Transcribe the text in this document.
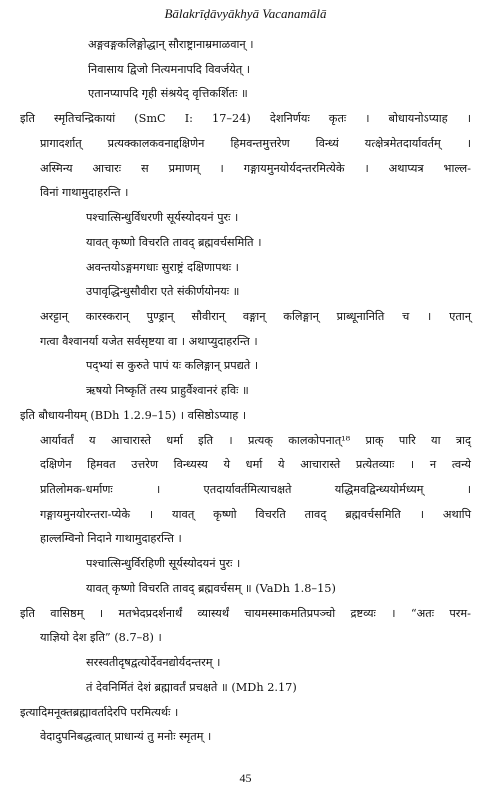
Bālakrīḍāvyākhyā Vacanamālā
अङ्गवङ्गकलिङ्गोद्धान् सौराष्ट्रानाम्रमाळवान् ।
निवासाय द्विजो नित्यमनापदि विवर्जयेत् ।
एतानप्यापदि गृही संश्रयेद् वृत्तिकर्शितः ॥
इति स्मृतिचन्द्रिकायां (SmC I: 17–24) देशनिर्णयः कृतः । बोधायनोऽप्याह ।
प्रागादर्शात् प्रत्यक्कालकवनाद्दक्षिणेन हिमवन्तमुत्तरेण विन्ध्यं यत्क्षेत्रमेतदार्यावर्तम् ।
अस्मिन्य आचारः स प्रमाणम् । गङ्गायमुनयोर्यदन्तरमित्येके । अथाप्यत्र भाल्ल-
विनां गाथामुदाहरन्ति ।
पश्चात्सिन्धुर्विधरणी सूर्यस्योदयनं पुरः ।
यावत् कृष्णो विचरति तावद् ब्रह्मवर्चसमिति ।
अवन्तयोऽङ्गमगधाः सुराष्ट्रं दक्षिणापथः ।
उपावृद्धिन्धुसौवीरा एते संकीर्णयोनयः ॥
अरट्टान् कारस्करान् पुण्ड्रान् सौवीरान् वङ्गान् कलिङ्गान् प्राब्धूनानिति च । एतान्
गत्वा वैश्वानर्या यजेत सर्वसृष्टया वा । अथाप्युदाहरन्ति ।
पद्भ्यां स कुरुते पापं यः कलिङ्गान् प्रपद्यते ।
ऋषयो निष्कृतिं तस्य प्राहुर्वैश्वानरं हविः ॥
इति बौधायनीयम् (BDh 1.2.9–15) । वसिष्ठोऽप्याह ।
आर्यावर्तं य आचारास्ते धर्मा इति । प्रत्यक् कालकोपनात्¹⁸ प्राक् पारि या त्राद्
दक्षिणेन हिमवत उत्तरेण विन्ध्यस्य ये धर्मा ये आचारास्ते प्रत्येतव्याः । न त्वन्ये
प्रतिलोमक-धर्माणः । एतदार्यावर्तमित्याचक्षते यद्धिमवद्विन्ध्ययोर्मध्यम् ।
गङ्गायमुनयोरन्तरा-प्येके । यावत् कृष्णो विचरति तावद् ब्रह्मवर्चसमिति । अथापि
हाल्लम्विनो निदाने गाथामुदाहरन्ति ।
पश्चात्सिन्धुर्विरहिणी सूर्यस्योदयनं पुरः ।
यावत् कृष्णो विचरति तावद् ब्रह्मवर्चसम् ॥ (VaDh 1.8–15)
इति वासिष्ठम् । मतभेदप्रदर्शनार्थं व्यास्यर्थं चायमस्माकमतिप्रपञ्चो द्रष्टव्यः । “अतः परम-
याज्ञियो देश इति” (8.7–8) ।
सरस्वतीदृषद्वत्योर्देवनद्योर्यदन्तरम् ।
तं देवनिर्मितं देशं ब्रह्मावर्तं प्रचक्षते ॥ (MDh 2.17)
इत्यादिमनूक्तब्रह्मावर्तादेरपि परमित्यर्थः ।
वेदादुपनिबद्धत्वात् प्राधान्यं तु मनोः स्मृतम् ।
45
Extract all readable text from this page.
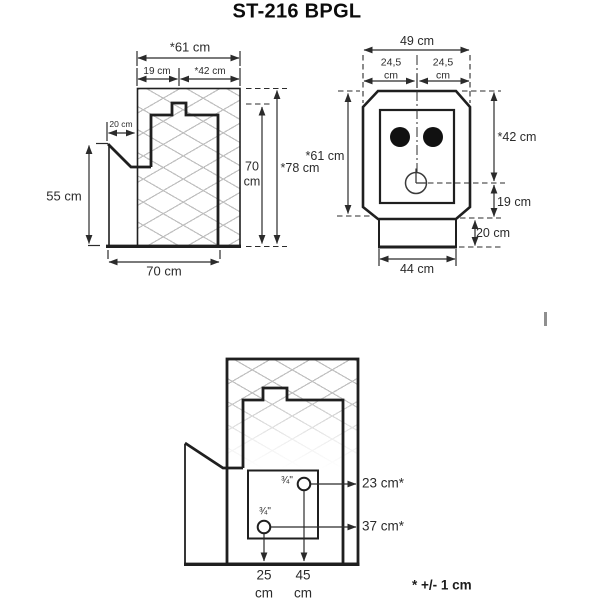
ST-216 BPGL
*61 cm
19 cm *42 cm
20 cm
55 cm
70 cm
70
cm
*78 cm
49 cm
24,5
cm
24,5
cm
*61 cm
*42 cm
19 cm
20 cm
44 cm
¾"
¾"
23 cm*
37 cm*
25
cm
45
cm	* +/- 1 cm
****
▸ **Given task**
Search the material above for "text". Pull out each line where it shows up.

▸ **Output below**
Transcribe the text in this document.
Extract all readable text from this page.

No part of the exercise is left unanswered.